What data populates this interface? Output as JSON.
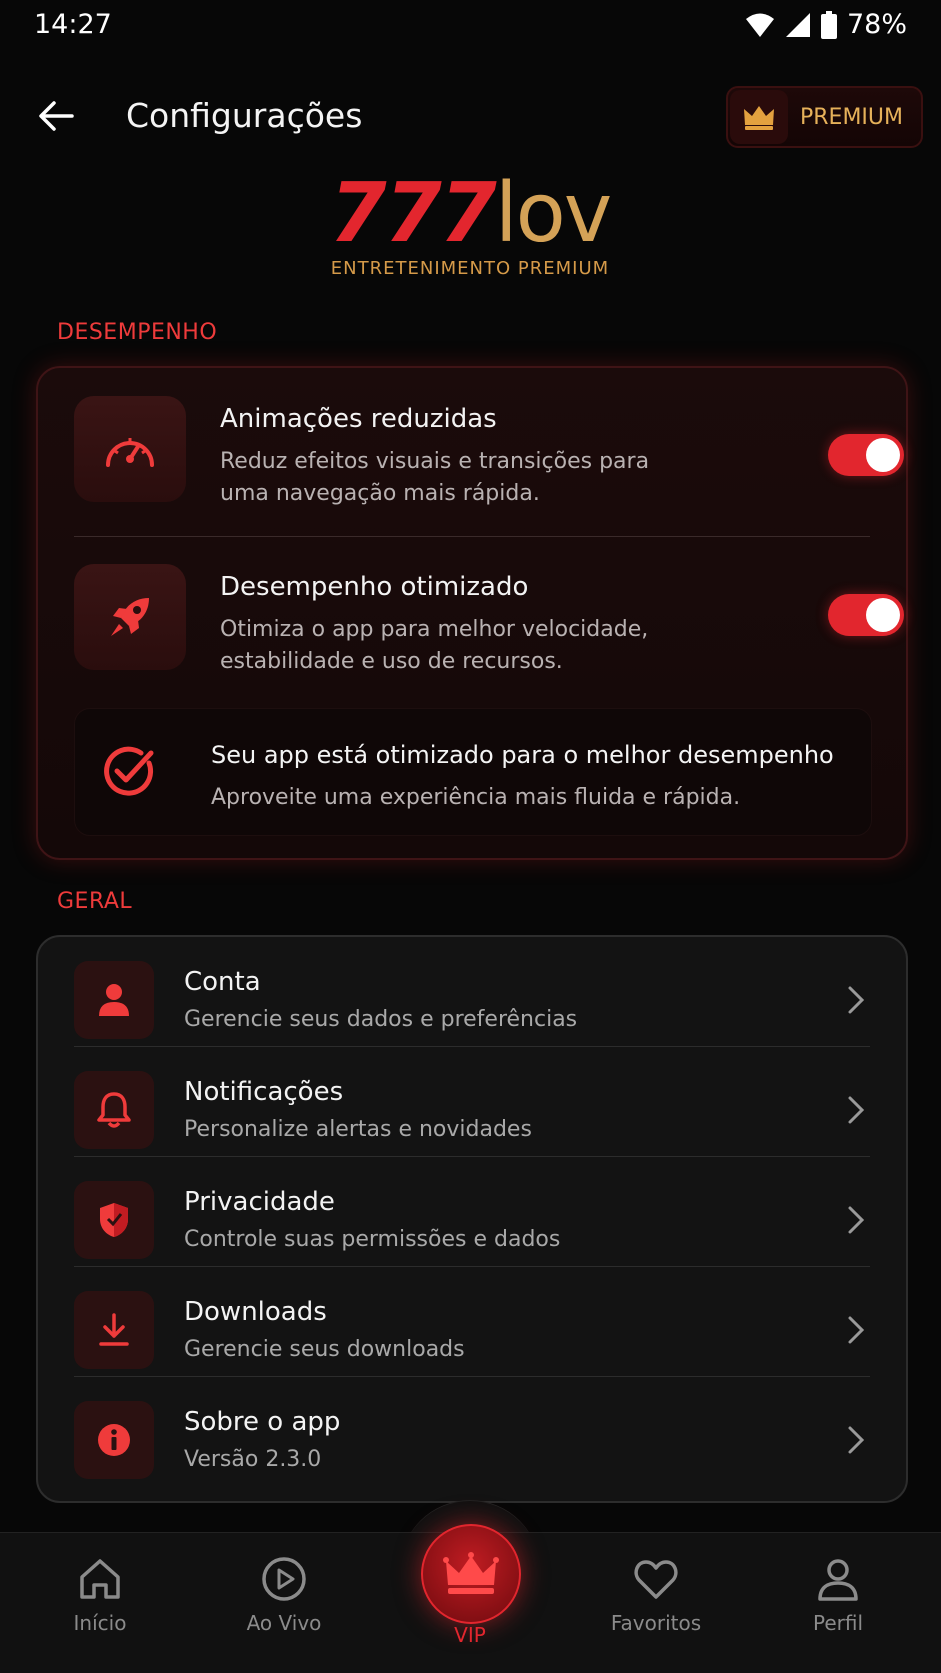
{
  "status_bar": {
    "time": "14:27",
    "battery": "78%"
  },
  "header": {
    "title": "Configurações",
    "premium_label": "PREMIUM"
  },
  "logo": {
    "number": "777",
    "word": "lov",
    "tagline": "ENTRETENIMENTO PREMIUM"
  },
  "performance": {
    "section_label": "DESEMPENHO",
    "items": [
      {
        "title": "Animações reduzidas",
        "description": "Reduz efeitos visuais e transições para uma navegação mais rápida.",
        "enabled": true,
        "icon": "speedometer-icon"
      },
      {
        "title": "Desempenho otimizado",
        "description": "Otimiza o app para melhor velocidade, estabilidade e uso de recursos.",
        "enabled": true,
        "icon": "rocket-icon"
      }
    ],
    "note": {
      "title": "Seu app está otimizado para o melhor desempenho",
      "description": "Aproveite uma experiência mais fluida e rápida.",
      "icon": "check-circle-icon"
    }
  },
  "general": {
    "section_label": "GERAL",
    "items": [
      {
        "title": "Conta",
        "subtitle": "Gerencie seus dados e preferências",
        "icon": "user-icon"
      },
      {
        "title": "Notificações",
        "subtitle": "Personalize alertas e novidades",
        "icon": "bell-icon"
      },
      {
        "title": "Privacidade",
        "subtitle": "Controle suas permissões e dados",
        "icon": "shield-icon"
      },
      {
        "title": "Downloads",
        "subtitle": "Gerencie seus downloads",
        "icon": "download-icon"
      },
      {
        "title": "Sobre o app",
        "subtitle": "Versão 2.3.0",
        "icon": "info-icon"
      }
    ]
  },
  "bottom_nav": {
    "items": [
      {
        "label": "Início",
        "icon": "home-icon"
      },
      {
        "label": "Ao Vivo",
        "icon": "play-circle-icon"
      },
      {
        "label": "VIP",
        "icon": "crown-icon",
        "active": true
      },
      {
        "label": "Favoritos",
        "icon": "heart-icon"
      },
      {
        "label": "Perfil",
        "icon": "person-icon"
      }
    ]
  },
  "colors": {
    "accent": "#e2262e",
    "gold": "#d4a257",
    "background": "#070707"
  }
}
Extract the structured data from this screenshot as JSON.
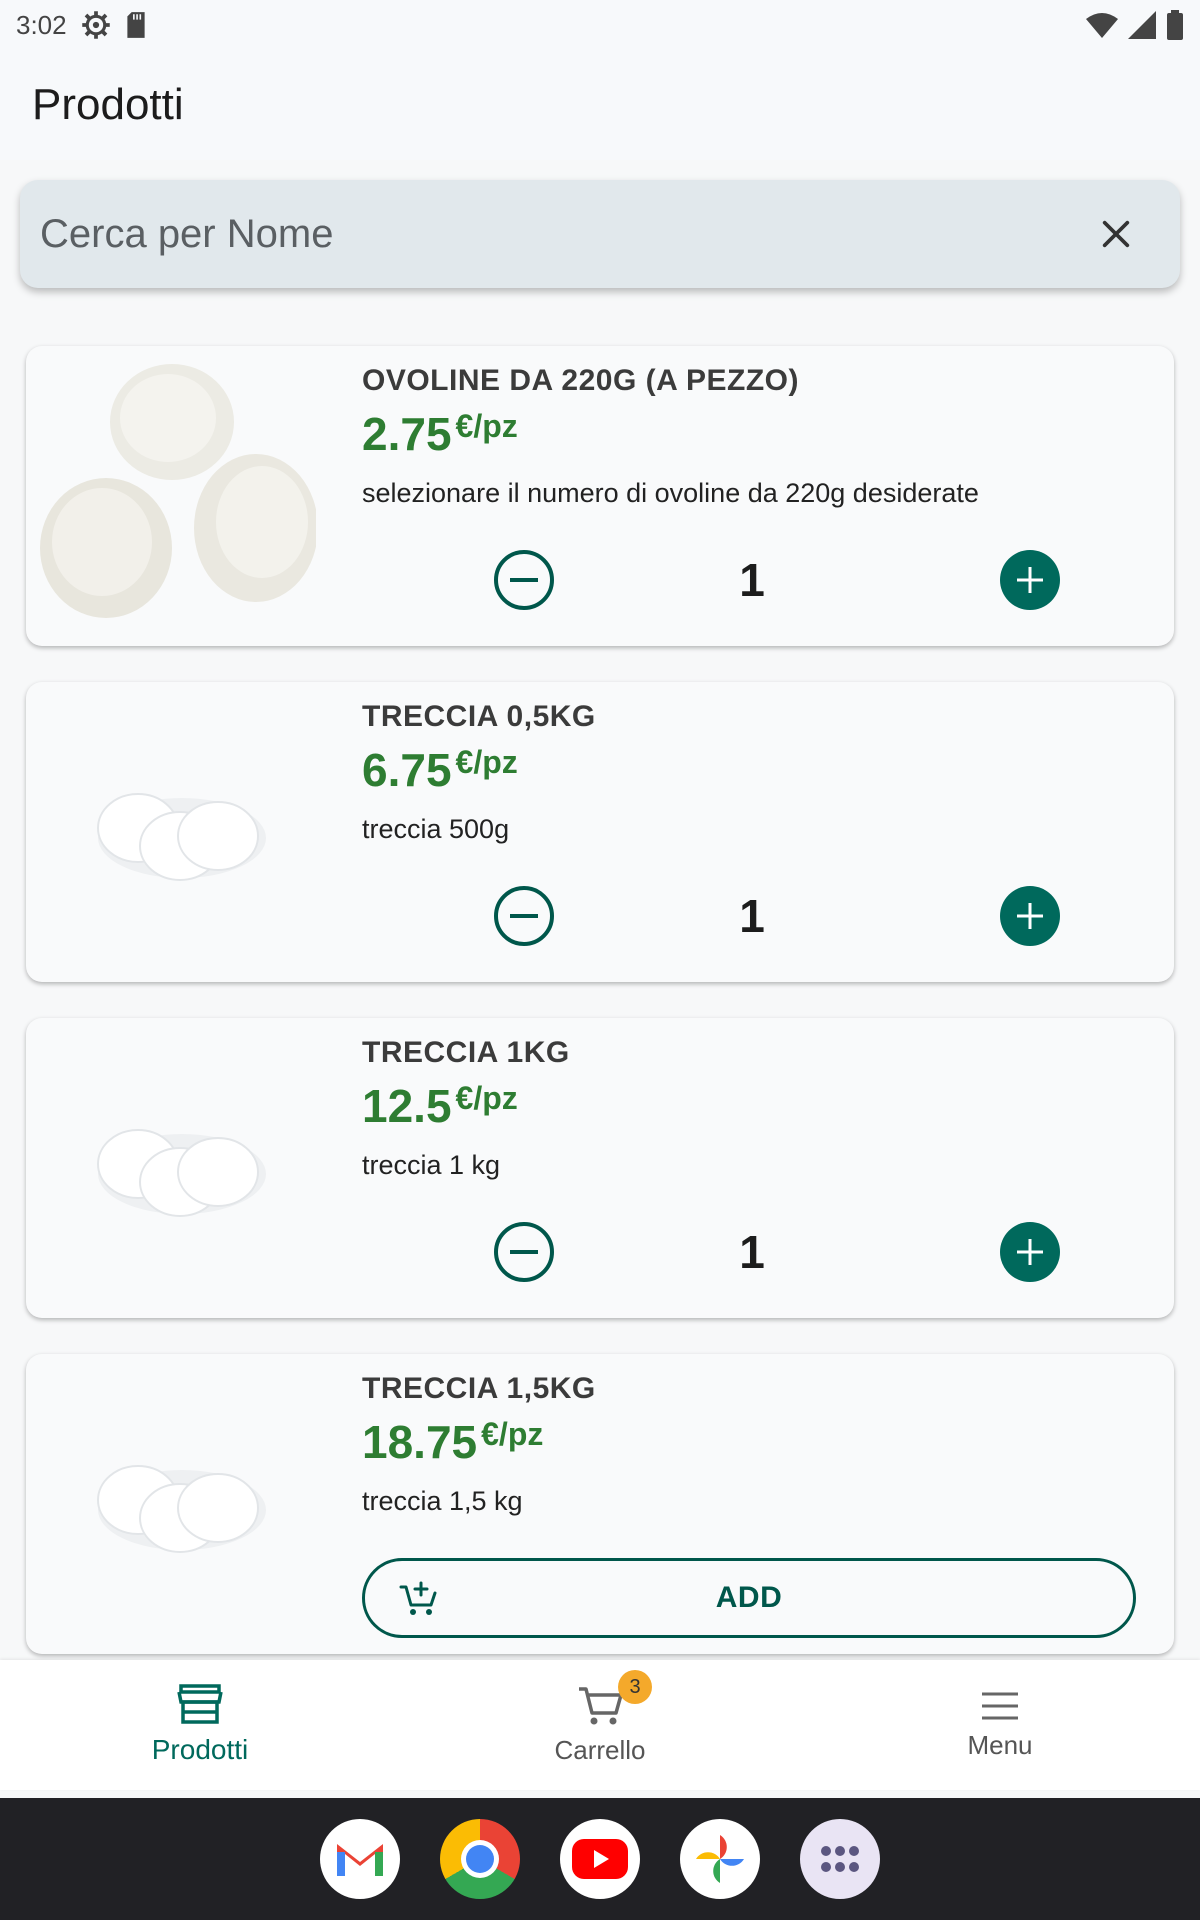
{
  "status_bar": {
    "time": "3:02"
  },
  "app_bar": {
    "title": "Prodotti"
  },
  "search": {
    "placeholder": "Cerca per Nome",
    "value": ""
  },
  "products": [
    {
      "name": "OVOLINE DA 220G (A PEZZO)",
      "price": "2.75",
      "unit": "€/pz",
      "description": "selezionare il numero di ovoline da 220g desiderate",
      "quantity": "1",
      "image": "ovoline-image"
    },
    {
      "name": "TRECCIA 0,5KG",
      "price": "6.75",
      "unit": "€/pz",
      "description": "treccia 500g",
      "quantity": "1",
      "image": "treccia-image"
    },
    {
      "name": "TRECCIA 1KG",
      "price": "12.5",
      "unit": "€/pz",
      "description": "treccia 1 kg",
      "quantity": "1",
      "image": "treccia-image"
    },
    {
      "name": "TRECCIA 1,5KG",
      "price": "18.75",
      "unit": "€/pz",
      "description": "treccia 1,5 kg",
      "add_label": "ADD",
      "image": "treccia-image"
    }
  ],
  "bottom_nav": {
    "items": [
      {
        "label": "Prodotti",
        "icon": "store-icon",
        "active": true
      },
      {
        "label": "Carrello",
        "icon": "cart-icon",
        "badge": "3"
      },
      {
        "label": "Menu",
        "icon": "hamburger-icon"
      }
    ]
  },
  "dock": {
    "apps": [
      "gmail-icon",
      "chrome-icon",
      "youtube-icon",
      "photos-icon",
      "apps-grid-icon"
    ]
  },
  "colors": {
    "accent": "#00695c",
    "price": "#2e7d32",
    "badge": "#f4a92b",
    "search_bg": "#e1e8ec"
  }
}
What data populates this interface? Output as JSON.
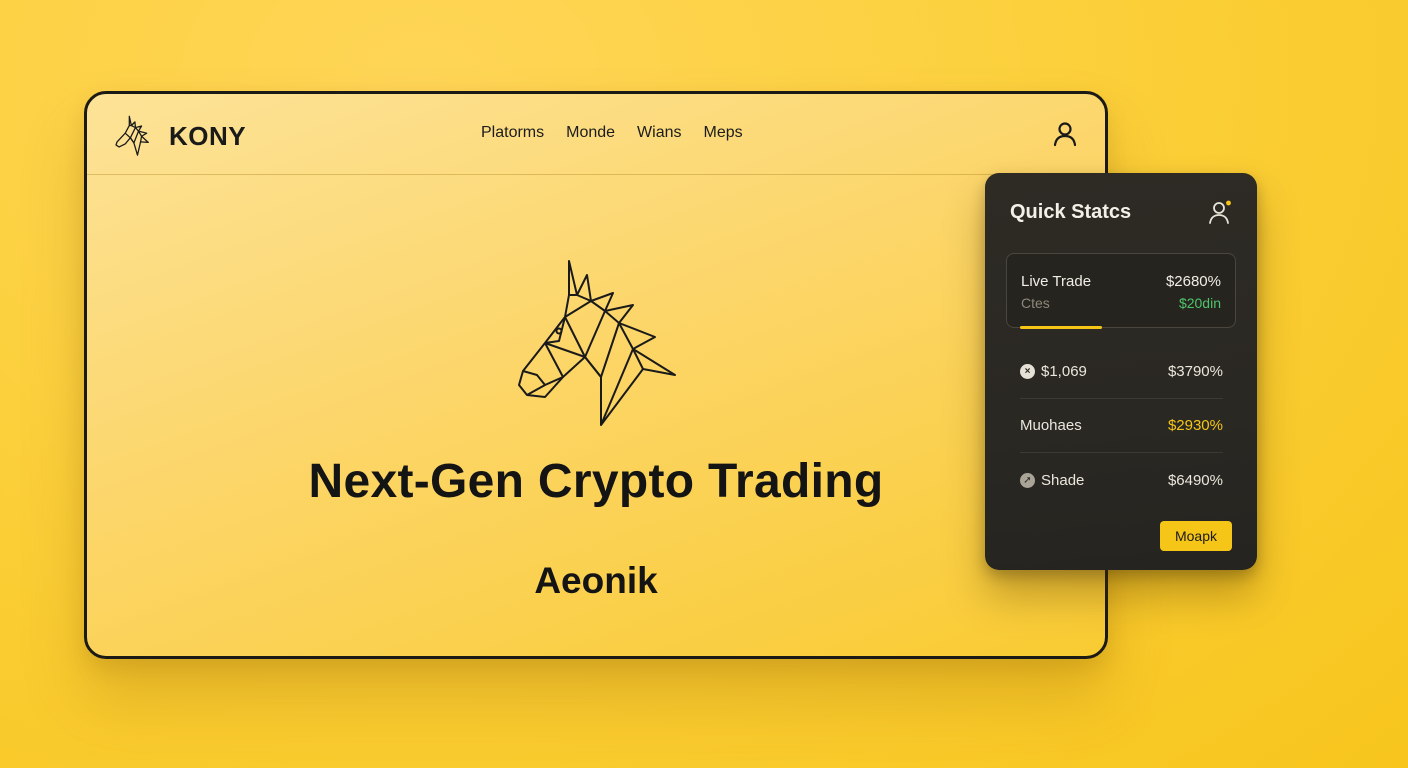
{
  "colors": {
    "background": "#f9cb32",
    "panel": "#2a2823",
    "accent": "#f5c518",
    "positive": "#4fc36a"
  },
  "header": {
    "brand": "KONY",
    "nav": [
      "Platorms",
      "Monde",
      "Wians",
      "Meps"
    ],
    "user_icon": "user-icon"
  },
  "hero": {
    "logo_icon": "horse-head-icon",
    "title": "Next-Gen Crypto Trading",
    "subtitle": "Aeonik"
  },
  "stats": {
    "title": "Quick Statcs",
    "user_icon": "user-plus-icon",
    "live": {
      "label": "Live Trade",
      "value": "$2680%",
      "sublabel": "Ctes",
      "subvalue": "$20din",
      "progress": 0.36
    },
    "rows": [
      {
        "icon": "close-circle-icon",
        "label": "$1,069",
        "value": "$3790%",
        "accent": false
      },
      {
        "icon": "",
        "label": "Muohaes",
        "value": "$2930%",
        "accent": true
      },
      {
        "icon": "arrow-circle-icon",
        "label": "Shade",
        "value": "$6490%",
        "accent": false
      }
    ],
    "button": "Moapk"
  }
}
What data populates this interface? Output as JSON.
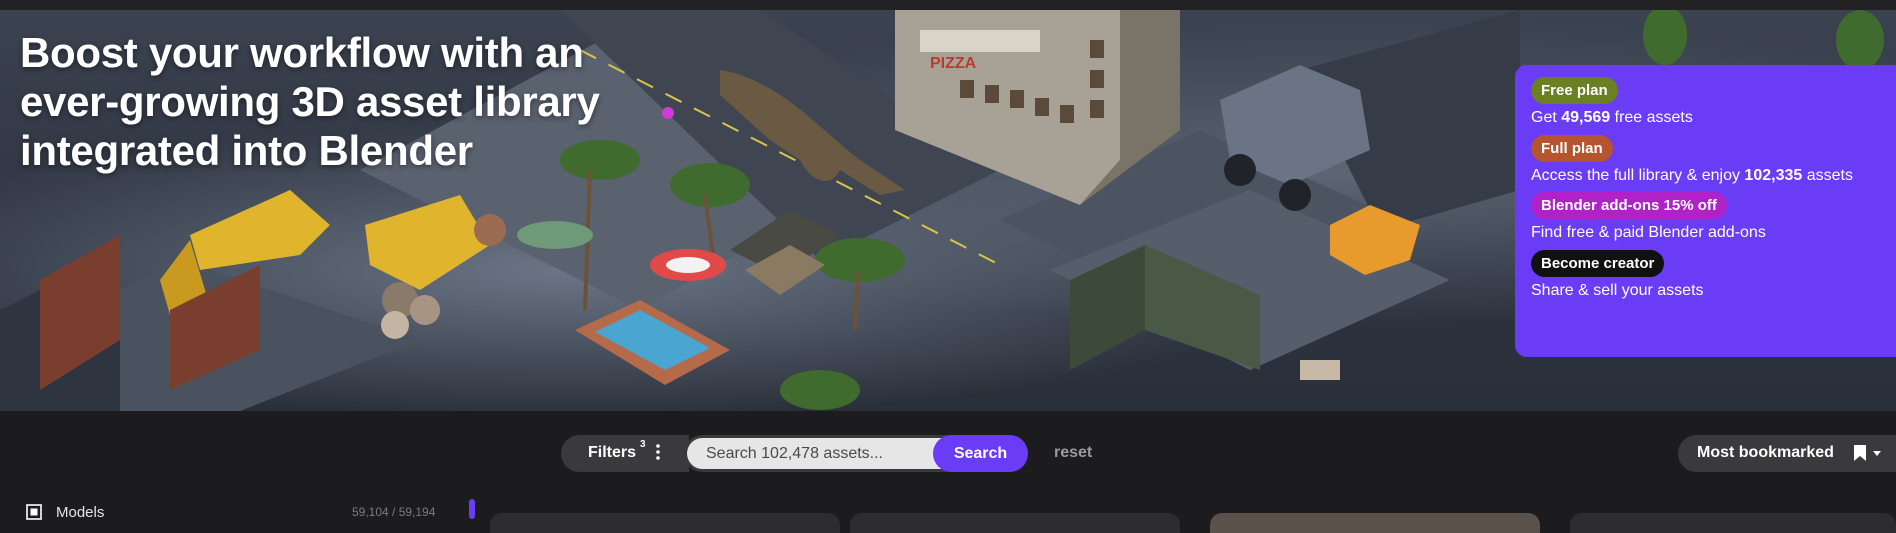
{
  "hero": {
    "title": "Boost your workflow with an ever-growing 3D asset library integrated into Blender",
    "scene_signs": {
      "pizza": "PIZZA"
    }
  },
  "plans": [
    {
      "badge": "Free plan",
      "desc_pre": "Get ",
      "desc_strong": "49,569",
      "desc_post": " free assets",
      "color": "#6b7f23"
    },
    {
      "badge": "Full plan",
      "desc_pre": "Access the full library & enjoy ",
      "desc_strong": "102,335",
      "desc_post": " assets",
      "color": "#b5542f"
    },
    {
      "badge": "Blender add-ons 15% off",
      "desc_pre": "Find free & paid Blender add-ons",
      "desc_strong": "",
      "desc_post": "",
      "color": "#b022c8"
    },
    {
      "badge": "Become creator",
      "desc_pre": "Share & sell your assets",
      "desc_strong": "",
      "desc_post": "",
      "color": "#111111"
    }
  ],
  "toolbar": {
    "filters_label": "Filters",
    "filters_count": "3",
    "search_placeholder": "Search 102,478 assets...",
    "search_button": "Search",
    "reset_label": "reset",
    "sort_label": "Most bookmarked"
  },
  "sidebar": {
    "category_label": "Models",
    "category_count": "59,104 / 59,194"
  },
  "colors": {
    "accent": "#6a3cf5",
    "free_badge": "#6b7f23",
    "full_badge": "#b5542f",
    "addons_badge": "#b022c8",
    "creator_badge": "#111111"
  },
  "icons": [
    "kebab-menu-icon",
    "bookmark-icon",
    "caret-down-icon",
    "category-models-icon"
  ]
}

### REQUIRED TASK
Check every line of the material for the string "rápida" and give the number of lines that have it, without anything else.

### EXERCISE RESPONSE
2